(begin)
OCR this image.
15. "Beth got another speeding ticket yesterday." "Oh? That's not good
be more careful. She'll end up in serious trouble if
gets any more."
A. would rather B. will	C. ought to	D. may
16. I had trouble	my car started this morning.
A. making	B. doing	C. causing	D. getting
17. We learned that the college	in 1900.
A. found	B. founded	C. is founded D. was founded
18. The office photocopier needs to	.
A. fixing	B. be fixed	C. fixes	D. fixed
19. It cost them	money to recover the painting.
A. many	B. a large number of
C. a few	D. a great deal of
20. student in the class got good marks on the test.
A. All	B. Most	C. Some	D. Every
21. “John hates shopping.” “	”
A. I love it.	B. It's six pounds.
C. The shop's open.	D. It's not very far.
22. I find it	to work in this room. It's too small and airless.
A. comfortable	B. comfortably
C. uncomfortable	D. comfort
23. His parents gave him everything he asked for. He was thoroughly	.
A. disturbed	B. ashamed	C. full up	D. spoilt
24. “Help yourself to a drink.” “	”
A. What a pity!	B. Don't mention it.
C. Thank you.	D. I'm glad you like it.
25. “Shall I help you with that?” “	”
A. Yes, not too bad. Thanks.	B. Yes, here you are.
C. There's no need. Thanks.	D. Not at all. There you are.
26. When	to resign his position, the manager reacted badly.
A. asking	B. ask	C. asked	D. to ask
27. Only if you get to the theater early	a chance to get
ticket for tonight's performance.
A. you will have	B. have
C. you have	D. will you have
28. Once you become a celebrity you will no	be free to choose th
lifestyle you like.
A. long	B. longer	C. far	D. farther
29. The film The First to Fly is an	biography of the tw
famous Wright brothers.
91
(end)
▶ **SET EXERCISE**:
Write every line of the material above again, exactly.

▶ **WRITTEN ANSWER**:
OCR this image.
15. "Beth got another speeding ticket yesterday." "Oh? That's not good
be more careful. She'll end up in serious trouble if
gets any more."
A. would rather B. will	C. ought to	D. may
16. I had trouble	my car started this morning.
A. making	B. doing	C. causing	D. getting
17. We learned that the college	in 1900.
A. found	B. founded	C. is founded D. was founded
18. The office photocopier needs to	.
A. fixing	B. be fixed	C. fixes	D. fixed
19. It cost them	money to recover the painting.
A. many	B. a large number of
C. a few	D. a great deal of
20. student in the class got good marks on the test.
A. All	B. Most	C. Some	D. Every
21. “John hates shopping.” “	”
A. I love it.	B. It's six pounds.
C. The shop's open.	D. It's not very far.
22. I find it	to work in this room. It's too small and airless.
A. comfortable	B. comfortably
C. uncomfortable	D. comfort
23. His parents gave him everything he asked for. He was thoroughly	.
A. disturbed	B. ashamed	C. full up	D. spoilt
24. “Help yourself to a drink.” “	”
A. What a pity!	B. Don't mention it.
C. Thank you.	D. I'm glad you like it.
25. “Shall I help you with that?” “	”
A. Yes, not too bad. Thanks.	B. Yes, here you are.
C. There's no need. Thanks.	D. Not at all. There you are.
26. When	to resign his position, the manager reacted badly.
A. asking	B. ask	C. asked	D. to ask
27. Only if you get to the theater early	a chance to get
ticket for tonight's performance.
A. you will have	B. have
C. you have	D. will you have
28. Once you become a celebrity you will no	be free to choose th
lifestyle you like.
A. long	B. longer	C. far	D. farther
29. The film The First to Fly is an	biography of the tw
famous Wright brothers.
91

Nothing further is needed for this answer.